Element and coordinate records>
★ ★ ★ ★ ★ ★ ★

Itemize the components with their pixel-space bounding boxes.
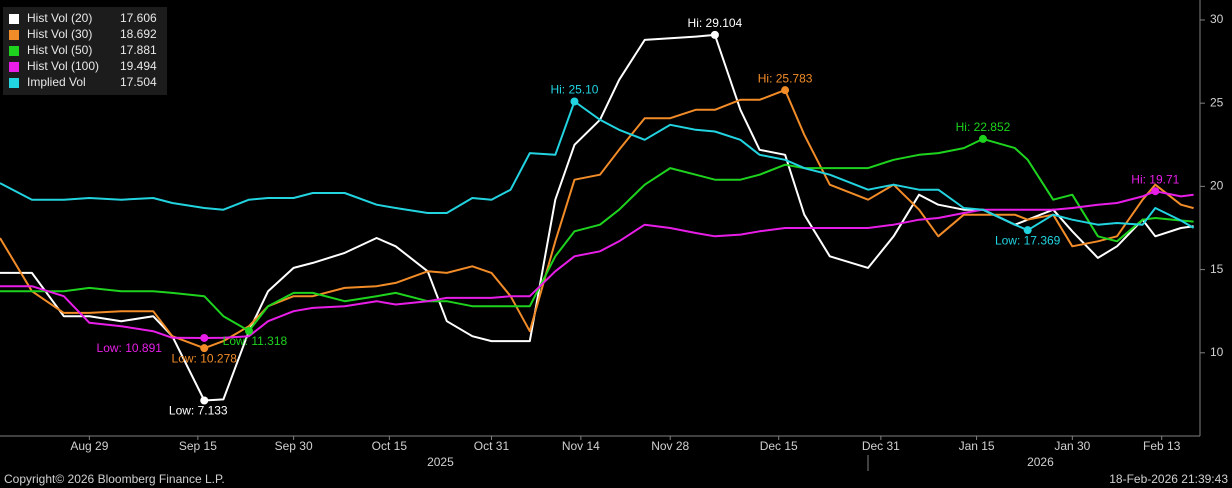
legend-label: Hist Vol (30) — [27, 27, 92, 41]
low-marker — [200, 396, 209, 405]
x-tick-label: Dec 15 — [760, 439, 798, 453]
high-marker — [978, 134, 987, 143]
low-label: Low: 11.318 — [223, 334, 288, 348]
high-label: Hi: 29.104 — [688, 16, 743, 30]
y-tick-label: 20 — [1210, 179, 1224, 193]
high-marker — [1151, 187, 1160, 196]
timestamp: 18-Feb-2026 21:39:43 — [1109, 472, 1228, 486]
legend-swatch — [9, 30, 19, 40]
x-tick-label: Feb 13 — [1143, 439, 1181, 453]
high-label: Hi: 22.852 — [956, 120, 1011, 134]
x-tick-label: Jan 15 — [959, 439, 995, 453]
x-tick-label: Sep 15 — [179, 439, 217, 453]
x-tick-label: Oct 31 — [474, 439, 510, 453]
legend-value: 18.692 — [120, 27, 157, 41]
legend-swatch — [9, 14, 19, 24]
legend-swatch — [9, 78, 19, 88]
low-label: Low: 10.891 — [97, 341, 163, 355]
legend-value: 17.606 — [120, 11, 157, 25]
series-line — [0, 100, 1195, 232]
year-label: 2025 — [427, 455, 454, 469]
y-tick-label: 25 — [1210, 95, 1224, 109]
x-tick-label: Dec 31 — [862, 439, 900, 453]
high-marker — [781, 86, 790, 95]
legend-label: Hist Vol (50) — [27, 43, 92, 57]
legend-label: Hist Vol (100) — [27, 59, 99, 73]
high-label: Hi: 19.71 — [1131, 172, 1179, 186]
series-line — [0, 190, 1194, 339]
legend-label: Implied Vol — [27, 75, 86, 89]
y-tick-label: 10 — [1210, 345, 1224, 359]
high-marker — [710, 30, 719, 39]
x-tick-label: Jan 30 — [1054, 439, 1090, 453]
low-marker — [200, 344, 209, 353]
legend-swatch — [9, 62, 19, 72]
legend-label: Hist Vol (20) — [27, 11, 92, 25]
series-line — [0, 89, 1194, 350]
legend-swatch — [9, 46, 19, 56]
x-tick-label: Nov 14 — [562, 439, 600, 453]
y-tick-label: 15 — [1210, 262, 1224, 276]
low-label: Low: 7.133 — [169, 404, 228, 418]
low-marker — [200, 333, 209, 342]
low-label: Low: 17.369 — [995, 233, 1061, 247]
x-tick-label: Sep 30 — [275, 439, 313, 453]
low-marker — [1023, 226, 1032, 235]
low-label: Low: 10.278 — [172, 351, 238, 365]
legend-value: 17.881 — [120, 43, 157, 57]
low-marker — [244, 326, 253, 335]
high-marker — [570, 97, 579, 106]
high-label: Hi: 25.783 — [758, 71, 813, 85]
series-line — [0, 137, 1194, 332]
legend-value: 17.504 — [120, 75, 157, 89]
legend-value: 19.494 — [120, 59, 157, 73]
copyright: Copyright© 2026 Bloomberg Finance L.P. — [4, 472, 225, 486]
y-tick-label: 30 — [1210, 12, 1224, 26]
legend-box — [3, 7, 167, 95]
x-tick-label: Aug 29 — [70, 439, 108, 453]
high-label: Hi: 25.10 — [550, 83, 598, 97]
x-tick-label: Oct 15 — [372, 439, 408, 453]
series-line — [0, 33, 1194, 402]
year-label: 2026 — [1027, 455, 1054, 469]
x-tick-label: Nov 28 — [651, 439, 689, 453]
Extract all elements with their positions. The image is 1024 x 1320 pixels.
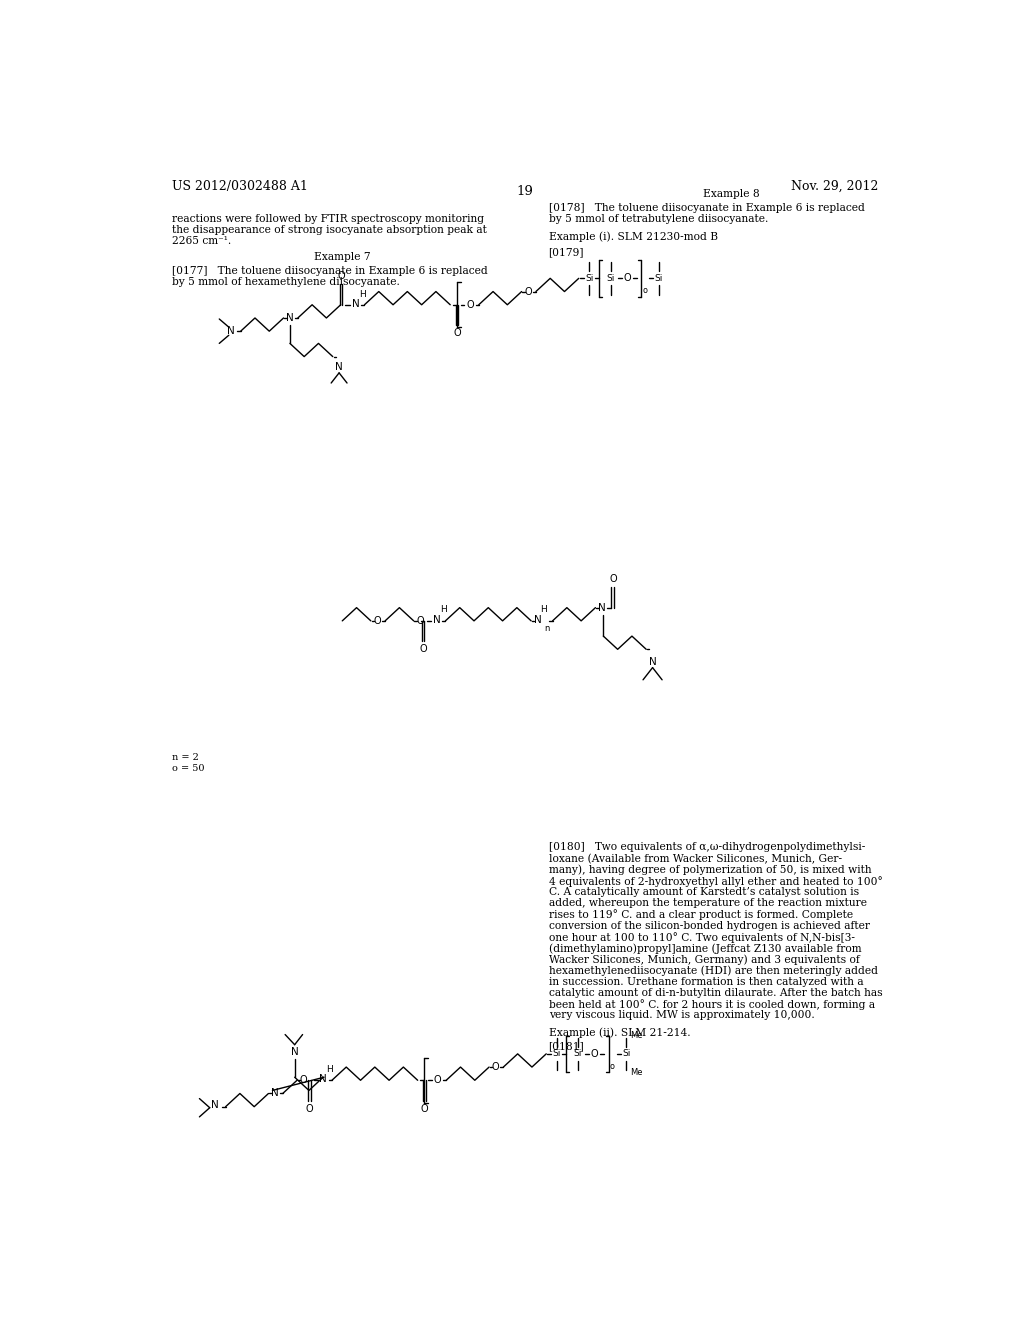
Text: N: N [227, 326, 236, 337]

★ ★ ★ ★ ★ ★ ★

EXERCISE TASK>
Reproduce every line of the items above word for word, leaving out the pictures.

OUTPUT>
Itemize the components with their pixel-space bounding boxes.
legend-label: Hist Vol (30) — [27, 27, 92, 41]
low-marker — [200, 396, 209, 405]
x-tick-label: Dec 15 — [760, 439, 798, 453]
high-marker — [978, 134, 987, 143]
low-label: Low: 11.318 — [223, 334, 288, 348]
high-label: Hi: 29.104 — [688, 16, 743, 30]
y-tick-label: 20 — [1210, 179, 1224, 193]
high-marker — [1151, 187, 1160, 196]
timestamp: 18-Feb-2026 21:39:43 — [1109, 472, 1228, 486]
legend-swatch — [9, 30, 19, 40]
x-tick-label: Feb 13 — [1143, 439, 1181, 453]
high-label: Hi: 22.852 — [956, 120, 1011, 134]
x-tick-label: Jan 15 — [959, 439, 995, 453]
x-tick-label: Sep 15 — [179, 439, 217, 453]
x-tick-label: Oct 31 — [474, 439, 510, 453]
legend-value: 18.692 — [120, 27, 157, 41]
legend-swatch — [9, 14, 19, 24]
legend-swatch — [9, 78, 19, 88]
low-label: Low: 10.891 — [97, 341, 163, 355]
legend-value: 17.606 — [120, 11, 157, 25]
series-line — [0, 100, 1195, 232]
year-label: 2025 — [427, 455, 454, 469]
y-tick-label: 25 — [1210, 95, 1224, 109]
x-tick-label: Dec 31 — [862, 439, 900, 453]
high-marker — [781, 86, 790, 95]
legend-label: Hist Vol (50) — [27, 43, 92, 57]
legend-label: Hist Vol (100) — [27, 59, 99, 73]
high-label: Hi: 19.71 — [1131, 172, 1179, 186]
series-line — [0, 190, 1194, 339]
legend-label: Implied Vol — [27, 75, 86, 89]
y-tick-label: 10 — [1210, 345, 1224, 359]
high-marker — [710, 30, 719, 39]
x-tick-label: Jan 30 — [1054, 439, 1090, 453]
low-marker — [200, 344, 209, 353]
legend-swatch — [9, 62, 19, 72]
legend-label: Hist Vol (20) — [27, 11, 92, 25]
series-line — [0, 89, 1194, 350]
legend-swatch — [9, 46, 19, 56]
x-tick-label: Nov 14 — [562, 439, 600, 453]
y-tick-label: 15 — [1210, 262, 1224, 276]
low-label: Low: 7.133 — [169, 404, 228, 418]
low-marker — [200, 333, 209, 342]
low-label: Low: 17.369 — [995, 233, 1061, 247]
x-tick-label: Sep 30 — [275, 439, 313, 453]
low-marker — [1023, 226, 1032, 235]
low-label: Low: 10.278 — [172, 351, 238, 365]
legend-value: 17.881 — [120, 43, 157, 57]
low-marker — [244, 326, 253, 335]
high-marker — [570, 97, 579, 106]
high-label: Hi: 25.783 — [758, 71, 813, 85]
series-line — [0, 137, 1194, 332]
legend-value: 17.504 — [120, 75, 157, 89]
legend-value: 19.494 — [120, 59, 157, 73]
copyright: Copyright© 2026 Bloomberg Finance L.P. — [4, 472, 225, 486]
y-tick-label: 30 — [1210, 12, 1224, 26]
legend-box — [3, 7, 167, 95]
x-tick-label: Aug 29 — [70, 439, 108, 453]
high-label: Hi: 25.10 — [550, 83, 598, 97]
x-tick-label: Oct 15 — [372, 439, 408, 453]
series-line — [0, 33, 1194, 402]
year-label: 2026 — [1027, 455, 1054, 469]
x-tick-label: Nov 28 — [651, 439, 689, 453]
Extract all elements with their positions. The image is 1024 x 1320 pixels.
Text: N: N [227, 326, 236, 337]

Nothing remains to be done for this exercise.